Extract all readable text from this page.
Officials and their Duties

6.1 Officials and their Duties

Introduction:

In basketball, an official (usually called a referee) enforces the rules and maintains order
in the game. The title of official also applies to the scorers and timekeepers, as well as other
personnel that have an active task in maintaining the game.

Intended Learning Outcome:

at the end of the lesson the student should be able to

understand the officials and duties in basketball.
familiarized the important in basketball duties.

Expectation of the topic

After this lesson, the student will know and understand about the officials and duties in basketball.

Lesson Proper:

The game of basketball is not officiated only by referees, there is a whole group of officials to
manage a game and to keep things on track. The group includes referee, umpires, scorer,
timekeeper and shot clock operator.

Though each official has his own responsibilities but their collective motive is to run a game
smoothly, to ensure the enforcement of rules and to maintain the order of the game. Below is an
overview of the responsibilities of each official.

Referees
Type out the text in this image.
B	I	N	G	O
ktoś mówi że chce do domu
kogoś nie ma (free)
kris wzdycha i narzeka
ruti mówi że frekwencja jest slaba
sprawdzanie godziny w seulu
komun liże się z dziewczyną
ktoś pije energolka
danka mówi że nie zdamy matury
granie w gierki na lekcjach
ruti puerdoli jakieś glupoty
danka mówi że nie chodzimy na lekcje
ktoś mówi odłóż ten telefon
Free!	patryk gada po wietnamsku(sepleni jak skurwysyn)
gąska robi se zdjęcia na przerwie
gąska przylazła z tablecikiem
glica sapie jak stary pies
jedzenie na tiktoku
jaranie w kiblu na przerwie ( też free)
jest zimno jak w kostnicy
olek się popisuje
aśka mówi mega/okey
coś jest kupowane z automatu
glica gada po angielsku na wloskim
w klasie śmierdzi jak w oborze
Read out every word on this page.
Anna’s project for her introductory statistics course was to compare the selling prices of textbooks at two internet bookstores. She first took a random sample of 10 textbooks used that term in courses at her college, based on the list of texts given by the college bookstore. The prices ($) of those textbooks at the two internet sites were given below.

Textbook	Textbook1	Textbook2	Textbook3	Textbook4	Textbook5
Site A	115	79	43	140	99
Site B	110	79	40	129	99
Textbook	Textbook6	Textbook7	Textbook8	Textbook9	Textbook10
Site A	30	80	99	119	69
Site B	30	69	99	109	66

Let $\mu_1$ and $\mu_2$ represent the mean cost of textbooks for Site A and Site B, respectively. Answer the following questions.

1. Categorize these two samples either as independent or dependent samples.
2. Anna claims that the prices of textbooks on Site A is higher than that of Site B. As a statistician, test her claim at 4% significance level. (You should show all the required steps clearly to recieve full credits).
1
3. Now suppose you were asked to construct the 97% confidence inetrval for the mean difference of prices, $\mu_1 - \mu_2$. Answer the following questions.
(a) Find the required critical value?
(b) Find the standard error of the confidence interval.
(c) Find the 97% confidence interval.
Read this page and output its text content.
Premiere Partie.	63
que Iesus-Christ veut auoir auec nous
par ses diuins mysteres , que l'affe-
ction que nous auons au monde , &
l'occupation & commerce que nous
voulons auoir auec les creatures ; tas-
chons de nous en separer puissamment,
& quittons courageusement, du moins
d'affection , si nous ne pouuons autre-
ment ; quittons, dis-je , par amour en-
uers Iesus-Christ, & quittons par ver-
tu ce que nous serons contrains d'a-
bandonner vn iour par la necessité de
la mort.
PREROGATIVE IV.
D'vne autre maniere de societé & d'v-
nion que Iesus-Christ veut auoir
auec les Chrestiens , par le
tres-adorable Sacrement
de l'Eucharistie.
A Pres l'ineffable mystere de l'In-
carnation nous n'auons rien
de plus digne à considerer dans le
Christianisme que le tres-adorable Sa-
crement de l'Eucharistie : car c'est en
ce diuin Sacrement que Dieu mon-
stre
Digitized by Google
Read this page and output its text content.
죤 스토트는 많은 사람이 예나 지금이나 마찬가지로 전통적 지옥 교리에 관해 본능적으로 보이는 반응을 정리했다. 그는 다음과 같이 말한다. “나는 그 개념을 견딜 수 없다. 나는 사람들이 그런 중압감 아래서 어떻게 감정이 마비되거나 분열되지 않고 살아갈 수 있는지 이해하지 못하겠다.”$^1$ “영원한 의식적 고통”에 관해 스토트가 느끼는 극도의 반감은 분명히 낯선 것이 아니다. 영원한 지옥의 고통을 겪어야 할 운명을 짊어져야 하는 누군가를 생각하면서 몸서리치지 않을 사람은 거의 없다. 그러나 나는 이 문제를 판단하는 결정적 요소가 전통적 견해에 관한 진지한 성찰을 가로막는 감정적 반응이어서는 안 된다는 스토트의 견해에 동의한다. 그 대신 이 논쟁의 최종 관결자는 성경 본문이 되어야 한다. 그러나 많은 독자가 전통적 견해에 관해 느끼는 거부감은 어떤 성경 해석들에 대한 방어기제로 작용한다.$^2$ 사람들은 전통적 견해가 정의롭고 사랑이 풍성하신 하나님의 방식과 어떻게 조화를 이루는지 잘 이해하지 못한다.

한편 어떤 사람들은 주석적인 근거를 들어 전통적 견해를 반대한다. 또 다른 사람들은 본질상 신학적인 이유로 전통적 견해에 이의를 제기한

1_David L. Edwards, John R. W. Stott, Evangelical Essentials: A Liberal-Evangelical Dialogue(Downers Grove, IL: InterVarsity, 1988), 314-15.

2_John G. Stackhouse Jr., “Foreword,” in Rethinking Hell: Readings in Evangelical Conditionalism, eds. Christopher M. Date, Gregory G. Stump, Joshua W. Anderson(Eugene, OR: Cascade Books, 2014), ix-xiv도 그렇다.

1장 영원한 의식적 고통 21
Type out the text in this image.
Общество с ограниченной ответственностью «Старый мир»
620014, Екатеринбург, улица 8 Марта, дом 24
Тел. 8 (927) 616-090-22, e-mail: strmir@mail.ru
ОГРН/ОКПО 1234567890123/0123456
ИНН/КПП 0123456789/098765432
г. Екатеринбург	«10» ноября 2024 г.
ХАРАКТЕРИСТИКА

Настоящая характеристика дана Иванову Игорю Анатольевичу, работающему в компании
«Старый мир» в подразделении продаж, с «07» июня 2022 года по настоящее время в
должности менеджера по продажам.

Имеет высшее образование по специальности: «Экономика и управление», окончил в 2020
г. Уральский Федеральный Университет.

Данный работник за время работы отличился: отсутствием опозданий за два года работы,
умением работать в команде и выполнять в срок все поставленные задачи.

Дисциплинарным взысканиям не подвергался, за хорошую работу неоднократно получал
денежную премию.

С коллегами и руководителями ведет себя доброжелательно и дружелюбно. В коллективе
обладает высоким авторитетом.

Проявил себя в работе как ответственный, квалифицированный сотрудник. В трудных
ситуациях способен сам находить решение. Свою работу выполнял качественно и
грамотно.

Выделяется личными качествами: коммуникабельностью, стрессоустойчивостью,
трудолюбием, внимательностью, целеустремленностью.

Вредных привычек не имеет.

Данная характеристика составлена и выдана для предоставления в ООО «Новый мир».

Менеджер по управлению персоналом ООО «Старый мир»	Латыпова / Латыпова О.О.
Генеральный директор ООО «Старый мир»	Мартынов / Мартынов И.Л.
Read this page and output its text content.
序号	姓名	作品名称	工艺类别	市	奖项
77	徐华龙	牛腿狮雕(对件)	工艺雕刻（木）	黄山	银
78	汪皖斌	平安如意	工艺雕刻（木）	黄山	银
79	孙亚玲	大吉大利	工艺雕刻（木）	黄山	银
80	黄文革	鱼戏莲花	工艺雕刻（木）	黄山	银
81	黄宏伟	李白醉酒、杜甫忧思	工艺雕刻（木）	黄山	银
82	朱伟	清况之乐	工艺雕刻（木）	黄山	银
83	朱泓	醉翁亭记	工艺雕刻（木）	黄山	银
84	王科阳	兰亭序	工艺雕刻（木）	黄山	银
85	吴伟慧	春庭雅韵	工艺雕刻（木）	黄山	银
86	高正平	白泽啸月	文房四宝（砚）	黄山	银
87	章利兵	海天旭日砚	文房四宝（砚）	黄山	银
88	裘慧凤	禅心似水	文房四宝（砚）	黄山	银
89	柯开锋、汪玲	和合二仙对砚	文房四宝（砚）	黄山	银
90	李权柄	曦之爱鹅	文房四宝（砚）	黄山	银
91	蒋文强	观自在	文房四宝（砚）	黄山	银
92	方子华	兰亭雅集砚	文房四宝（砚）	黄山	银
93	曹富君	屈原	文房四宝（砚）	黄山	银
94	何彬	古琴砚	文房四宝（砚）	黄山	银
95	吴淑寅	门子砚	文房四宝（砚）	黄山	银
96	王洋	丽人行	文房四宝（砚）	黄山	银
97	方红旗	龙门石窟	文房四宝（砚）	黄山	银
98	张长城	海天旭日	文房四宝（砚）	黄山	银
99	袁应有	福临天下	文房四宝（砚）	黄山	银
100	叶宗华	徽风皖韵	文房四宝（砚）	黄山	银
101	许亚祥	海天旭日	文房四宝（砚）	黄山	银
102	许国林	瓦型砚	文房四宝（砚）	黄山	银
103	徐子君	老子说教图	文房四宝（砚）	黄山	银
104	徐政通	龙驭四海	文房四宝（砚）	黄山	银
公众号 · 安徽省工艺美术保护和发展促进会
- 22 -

====

» **WHAT THE EXERCISE ASKS**:
Among the lines of the material, find those that hold the word "required" and copy them.

» **ANSWER TO THE PROBLEM**:
2. Anna claims that the prices of textbooks on Site A is higher than that of Site B. As a statistician, test her claim at 4% significance level. (You should show all the required steps clearly to recieve full credits).
(a) Find the required critical value?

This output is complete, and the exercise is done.